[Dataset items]

#####

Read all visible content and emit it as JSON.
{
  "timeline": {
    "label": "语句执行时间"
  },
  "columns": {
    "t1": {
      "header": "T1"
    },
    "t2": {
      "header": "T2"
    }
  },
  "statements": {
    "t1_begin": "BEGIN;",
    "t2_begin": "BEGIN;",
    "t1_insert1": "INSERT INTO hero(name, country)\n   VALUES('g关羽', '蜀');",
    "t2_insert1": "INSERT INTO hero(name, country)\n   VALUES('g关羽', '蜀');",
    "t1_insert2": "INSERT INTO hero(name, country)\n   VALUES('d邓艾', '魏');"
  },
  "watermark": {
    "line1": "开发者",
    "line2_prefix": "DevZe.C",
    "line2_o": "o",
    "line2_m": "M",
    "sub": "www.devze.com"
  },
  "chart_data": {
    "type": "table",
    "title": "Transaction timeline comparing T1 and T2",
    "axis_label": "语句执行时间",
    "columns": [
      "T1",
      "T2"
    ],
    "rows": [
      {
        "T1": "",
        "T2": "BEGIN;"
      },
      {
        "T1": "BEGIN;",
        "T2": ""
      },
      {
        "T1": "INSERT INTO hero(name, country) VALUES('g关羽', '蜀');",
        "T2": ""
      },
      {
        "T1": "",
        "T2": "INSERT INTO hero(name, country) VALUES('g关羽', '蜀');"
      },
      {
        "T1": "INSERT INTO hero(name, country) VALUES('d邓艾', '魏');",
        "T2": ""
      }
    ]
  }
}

#####

§ TO DO: Give the material above again, word for word.

§ EXERCISE ANSWER:
Read all visible content and emit it as JSON.
{
  "timeline": {
    "label": "语句执行时间"
  },
  "columns": {
    "t1": {
      "header": "T1"
    },
    "t2": {
      "header": "T2"
    }
  },
  "statements": {
    "t1_begin": "BEGIN;",
    "t2_begin": "BEGIN;",
    "t1_insert1": "INSERT INTO hero(name, country)\n   VALUES('g关羽', '蜀');",
    "t2_insert1": "INSERT INTO hero(name, country)\n   VALUES('g关羽', '蜀');",
    "t1_insert2": "INSERT INTO hero(name, country)\n   VALUES('d邓艾', '魏');"
  },
  "watermark": {
    "line1": "开发者",
    "line2_prefix": "DevZe.C",
    "line2_o": "o",
    "line2_m": "M",
    "sub": "www.devze.com"
  },
  "chart_data": {
    "type": "table",
    "title": "Transaction timeline comparing T1 and T2",
    "axis_label": "语句执行时间",
    "columns": [
      "T1",
      "T2"
    ],
    "rows": [
      {
        "T1": "",
        "T2": "BEGIN;"
      },
      {
        "T1": "BEGIN;",
        "T2": ""
      },
      {
        "T1": "INSERT INTO hero(name, country) VALUES('g关羽', '蜀');",
        "T2": ""
      },
      {
        "T1": "",
        "T2": "INSERT INTO hero(name, country) VALUES('g关羽', '蜀');"
      },
      {
        "T1": "INSERT INTO hero(name, country) VALUES('d邓艾', '魏');",
        "T2": ""
      }
    ]
  }
}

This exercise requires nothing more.